**Extracted records**
━━━━
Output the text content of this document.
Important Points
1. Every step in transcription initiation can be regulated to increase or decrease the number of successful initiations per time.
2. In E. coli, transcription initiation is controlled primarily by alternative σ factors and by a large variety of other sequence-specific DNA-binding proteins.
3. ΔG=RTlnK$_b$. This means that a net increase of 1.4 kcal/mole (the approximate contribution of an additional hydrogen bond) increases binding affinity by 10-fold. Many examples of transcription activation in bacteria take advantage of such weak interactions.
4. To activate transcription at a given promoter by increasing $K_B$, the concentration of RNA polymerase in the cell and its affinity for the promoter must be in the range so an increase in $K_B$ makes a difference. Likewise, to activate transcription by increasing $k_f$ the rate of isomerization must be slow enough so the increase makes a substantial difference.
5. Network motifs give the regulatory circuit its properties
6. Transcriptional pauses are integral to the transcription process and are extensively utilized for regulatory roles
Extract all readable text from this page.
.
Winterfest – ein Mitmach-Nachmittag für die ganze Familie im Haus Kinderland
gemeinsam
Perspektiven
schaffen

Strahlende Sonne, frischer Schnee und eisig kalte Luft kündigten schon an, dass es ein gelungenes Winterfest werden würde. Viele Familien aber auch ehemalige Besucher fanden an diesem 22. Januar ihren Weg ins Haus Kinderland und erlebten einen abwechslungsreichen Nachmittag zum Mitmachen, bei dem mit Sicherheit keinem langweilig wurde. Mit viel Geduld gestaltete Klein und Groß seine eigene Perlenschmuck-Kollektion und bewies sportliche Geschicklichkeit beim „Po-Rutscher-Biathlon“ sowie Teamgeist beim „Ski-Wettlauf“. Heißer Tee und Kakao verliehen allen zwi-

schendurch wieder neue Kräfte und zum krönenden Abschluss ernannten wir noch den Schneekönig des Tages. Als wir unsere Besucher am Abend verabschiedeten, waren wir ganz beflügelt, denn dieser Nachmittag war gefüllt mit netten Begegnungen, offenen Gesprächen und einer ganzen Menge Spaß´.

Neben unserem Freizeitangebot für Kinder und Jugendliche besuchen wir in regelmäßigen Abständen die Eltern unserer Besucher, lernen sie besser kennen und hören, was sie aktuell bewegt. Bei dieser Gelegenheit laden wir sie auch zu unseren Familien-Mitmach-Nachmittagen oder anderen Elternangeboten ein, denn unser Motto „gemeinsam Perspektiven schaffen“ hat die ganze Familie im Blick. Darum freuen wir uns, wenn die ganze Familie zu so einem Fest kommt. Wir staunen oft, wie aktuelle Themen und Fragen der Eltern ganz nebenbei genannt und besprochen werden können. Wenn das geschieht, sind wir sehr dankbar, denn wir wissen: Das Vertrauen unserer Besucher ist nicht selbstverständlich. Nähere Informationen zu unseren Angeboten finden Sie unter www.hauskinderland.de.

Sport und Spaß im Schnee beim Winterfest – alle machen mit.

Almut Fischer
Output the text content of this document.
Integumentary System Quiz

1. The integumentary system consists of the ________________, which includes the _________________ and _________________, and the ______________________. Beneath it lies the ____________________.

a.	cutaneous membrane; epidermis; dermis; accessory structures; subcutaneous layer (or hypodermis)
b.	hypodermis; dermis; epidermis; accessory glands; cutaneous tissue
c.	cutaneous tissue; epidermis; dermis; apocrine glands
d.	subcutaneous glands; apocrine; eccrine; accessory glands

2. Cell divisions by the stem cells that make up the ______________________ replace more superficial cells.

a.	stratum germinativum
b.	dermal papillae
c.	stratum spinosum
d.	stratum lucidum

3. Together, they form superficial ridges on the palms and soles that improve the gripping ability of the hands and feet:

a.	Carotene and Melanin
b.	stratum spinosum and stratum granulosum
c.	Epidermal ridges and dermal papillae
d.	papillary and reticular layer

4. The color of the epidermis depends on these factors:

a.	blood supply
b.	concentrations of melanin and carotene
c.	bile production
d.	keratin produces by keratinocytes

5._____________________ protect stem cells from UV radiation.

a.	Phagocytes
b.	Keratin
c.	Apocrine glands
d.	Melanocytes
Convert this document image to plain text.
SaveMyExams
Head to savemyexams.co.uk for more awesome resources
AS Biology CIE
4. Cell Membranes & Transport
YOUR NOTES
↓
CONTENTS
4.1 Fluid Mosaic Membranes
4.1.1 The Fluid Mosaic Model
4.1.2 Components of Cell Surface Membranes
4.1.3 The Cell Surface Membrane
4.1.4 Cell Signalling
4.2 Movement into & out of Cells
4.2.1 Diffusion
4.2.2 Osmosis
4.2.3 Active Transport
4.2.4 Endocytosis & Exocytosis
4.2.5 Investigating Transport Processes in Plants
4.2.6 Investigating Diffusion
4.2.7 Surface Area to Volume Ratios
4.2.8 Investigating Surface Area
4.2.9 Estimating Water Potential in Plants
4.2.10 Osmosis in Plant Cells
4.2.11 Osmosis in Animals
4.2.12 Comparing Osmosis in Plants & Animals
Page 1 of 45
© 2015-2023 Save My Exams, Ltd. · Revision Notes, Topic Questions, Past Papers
━━━━
**Activity**
Could every entry be given again exactly, with no line skipped?

**Task answer**
Output the text content of this document.
Important Points
1. Every step in transcription initiation can be regulated to increase or decrease the number of successful initiations per time.
2. In E. coli, transcription initiation is controlled primarily by alternative σ factors and by a large variety of other sequence-specific DNA-binding proteins.
3. ΔG=RTlnK$_b$. This means that a net increase of 1.4 kcal/mole (the approximate contribution of an additional hydrogen bond) increases binding affinity by 10-fold. Many examples of transcription activation in bacteria take advantage of such weak interactions.
4. To activate transcription at a given promoter by increasing $K_B$, the concentration of RNA polymerase in the cell and its affinity for the promoter must be in the range so an increase in $K_B$ makes a difference. Likewise, to activate transcription by increasing $k_f$ the rate of isomerization must be slow enough so the increase makes a substantial difference.
5. Network motifs give the regulatory circuit its properties
6. Transcriptional pauses are integral to the transcription process and are extensively utilized for regulatory roles
Extract all readable text from this page.
.
Winterfest – ein Mitmach-Nachmittag für die ganze Familie im Haus Kinderland
gemeinsam
Perspektiven
schaffen

Strahlende Sonne, frischer Schnee und eisig kalte Luft kündigten schon an, dass es ein gelungenes Winterfest werden würde. Viele Familien aber auch ehemalige Besucher fanden an diesem 22. Januar ihren Weg ins Haus Kinderland und erlebten einen abwechslungsreichen Nachmittag zum Mitmachen, bei dem mit Sicherheit keinem langweilig wurde. Mit viel Geduld gestaltete Klein und Groß seine eigene Perlenschmuck-Kollektion und bewies sportliche Geschicklichkeit beim „Po-Rutscher-Biathlon“ sowie Teamgeist beim „Ski-Wettlauf“. Heißer Tee und Kakao verliehen allen zwi-

schendurch wieder neue Kräfte und zum krönenden Abschluss ernannten wir noch den Schneekönig des Tages. Als wir unsere Besucher am Abend verabschiedeten, waren wir ganz beflügelt, denn dieser Nachmittag war gefüllt mit netten Begegnungen, offenen Gesprächen und einer ganzen Menge Spaß´.

Neben unserem Freizeitangebot für Kinder und Jugendliche besuchen wir in regelmäßigen Abständen die Eltern unserer Besucher, lernen sie besser kennen und hören, was sie aktuell bewegt. Bei dieser Gelegenheit laden wir sie auch zu unseren Familien-Mitmach-Nachmittagen oder anderen Elternangeboten ein, denn unser Motto „gemeinsam Perspektiven schaffen“ hat die ganze Familie im Blick. Darum freuen wir uns, wenn die ganze Familie zu so einem Fest kommt. Wir staunen oft, wie aktuelle Themen und Fragen der Eltern ganz nebenbei genannt und besprochen werden können. Wenn das geschieht, sind wir sehr dankbar, denn wir wissen: Das Vertrauen unserer Besucher ist nicht selbstverständlich. Nähere Informationen zu unseren Angeboten finden Sie unter www.hauskinderland.de.

Sport und Spaß im Schnee beim Winterfest – alle machen mit.

Almut Fischer
Output the text content of this document.
Integumentary System Quiz

1. The integumentary system consists of the ________________, which includes the _________________ and _________________, and the ______________________. Beneath it lies the ____________________.

a.	cutaneous membrane; epidermis; dermis; accessory structures; subcutaneous layer (or hypodermis)
b.	hypodermis; dermis; epidermis; accessory glands; cutaneous tissue
c.	cutaneous tissue; epidermis; dermis; apocrine glands
d.	subcutaneous glands; apocrine; eccrine; accessory glands

2. Cell divisions by the stem cells that make up the ______________________ replace more superficial cells.

a.	stratum germinativum
b.	dermal papillae
c.	stratum spinosum
d.	stratum lucidum

3. Together, they form superficial ridges on the palms and soles that improve the gripping ability of the hands and feet:

a.	Carotene and Melanin
b.	stratum spinosum and stratum granulosum
c.	Epidermal ridges and dermal papillae
d.	papillary and reticular layer

4. The color of the epidermis depends on these factors:

a.	blood supply
b.	concentrations of melanin and carotene
c.	bile production
d.	keratin produces by keratinocytes

5._____________________ protect stem cells from UV radiation.

a.	Phagocytes
b.	Keratin
c.	Apocrine glands
d.	Melanocytes
Convert this document image to plain text.
SaveMyExams
Head to savemyexams.co.uk for more awesome resources
AS Biology CIE
4. Cell Membranes & Transport
YOUR NOTES
↓
CONTENTS
4.1 Fluid Mosaic Membranes
4.1.1 The Fluid Mosaic Model
4.1.2 Components of Cell Surface Membranes
4.1.3 The Cell Surface Membrane
4.1.4 Cell Signalling
4.2 Movement into & out of Cells
4.2.1 Diffusion
4.2.2 Osmosis
4.2.3 Active Transport
4.2.4 Endocytosis & Exocytosis
4.2.5 Investigating Transport Processes in Plants
4.2.6 Investigating Diffusion
4.2.7 Surface Area to Volume Ratios
4.2.8 Investigating Surface Area
4.2.9 Estimating Water Potential in Plants
4.2.10 Osmosis in Plant Cells
4.2.11 Osmosis in Animals
4.2.12 Comparing Osmosis in Plants & Animals
Page 1 of 45
© 2015-2023 Save My Exams, Ltd. · Revision Notes, Topic Questions, Past Papers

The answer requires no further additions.